(DATA FOR THIS TASK):

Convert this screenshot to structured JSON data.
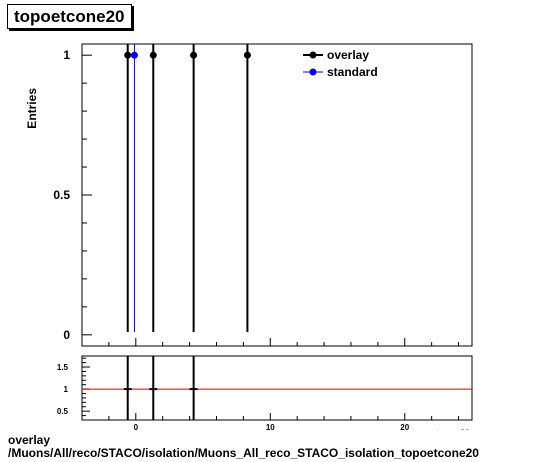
{
  "title": "topoetcone20",
  "footer": {
    "line1": "overlay",
    "line2": "/Muons/All/reco/STACO/isolation/Muons_All_reco_STACO_isolation_topoetcone20"
  },
  "chart_data": [
    {
      "type": "scatter",
      "title": "topoetcone20",
      "ylabel": "Entries",
      "xlabel": "topoetcone20",
      "xlim": [
        -4,
        25
      ],
      "ylim": [
        -0.04,
        1.04
      ],
      "yticks": [
        0,
        0.5,
        1
      ],
      "ytick_labels": [
        "0",
        "0.5",
        "1"
      ],
      "legend_position": "top-right",
      "series": [
        {
          "name": "overlay",
          "color": "#000000",
          "x": [
            -0.6,
            1.3,
            4.3,
            8.3
          ],
          "y": [
            1,
            1,
            1,
            1
          ]
        },
        {
          "name": "standard",
          "color": "#0000ff",
          "x": [
            -0.1
          ],
          "y": [
            1
          ]
        }
      ]
    },
    {
      "type": "scatter",
      "xlim": [
        -4,
        25
      ],
      "ylim": [
        0.3,
        1.75
      ],
      "xticks": [
        0,
        10,
        20
      ],
      "xtick_labels": [
        "0",
        "10",
        "20"
      ],
      "yticks": [
        0.5,
        1,
        1.5
      ],
      "ytick_labels": [
        "0.5",
        "1",
        "1.5"
      ],
      "reference_line": {
        "y": 1,
        "color": "#cc0000"
      },
      "series": [
        {
          "name": "",
          "color": "#000000",
          "x": [
            -0.6,
            1.3,
            4.3
          ],
          "y": [
            1,
            1,
            1
          ]
        }
      ]
    }
  ]
}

(DIRECTIONS FOR THIS TASK): Copy out all the entries exactly. Images stay out of the copy.

(RESULT FOR THIS TASK):
Convert this screenshot to structured JSON data.
{
  "title": "topoetcone20",
  "footer": {
    "line1": "overlay",
    "line2": "/Muons/All/reco/STACO/isolation/Muons_All_reco_STACO_isolation_topoetcone20"
  },
  "chart_data": [
    {
      "type": "scatter",
      "title": "topoetcone20",
      "ylabel": "Entries",
      "xlabel": "topoetcone20",
      "xlim": [
        -4,
        25
      ],
      "ylim": [
        -0.04,
        1.04
      ],
      "yticks": [
        0,
        0.5,
        1
      ],
      "ytick_labels": [
        "0",
        "0.5",
        "1"
      ],
      "legend_position": "top-right",
      "series": [
        {
          "name": "overlay",
          "color": "#000000",
          "x": [
            -0.6,
            1.3,
            4.3,
            8.3
          ],
          "y": [
            1,
            1,
            1,
            1
          ]
        },
        {
          "name": "standard",
          "color": "#0000ff",
          "x": [
            -0.1
          ],
          "y": [
            1
          ]
        }
      ]
    },
    {
      "type": "scatter",
      "xlim": [
        -4,
        25
      ],
      "ylim": [
        0.3,
        1.75
      ],
      "xticks": [
        0,
        10,
        20
      ],
      "xtick_labels": [
        "0",
        "10",
        "20"
      ],
      "yticks": [
        0.5,
        1,
        1.5
      ],
      "ytick_labels": [
        "0.5",
        "1",
        "1.5"
      ],
      "reference_line": {
        "y": 1,
        "color": "#cc0000"
      },
      "series": [
        {
          "name": "",
          "color": "#000000",
          "x": [
            -0.6,
            1.3,
            4.3
          ],
          "y": [
            1,
            1,
            1
          ]
        }
      ]
    }
  ]
}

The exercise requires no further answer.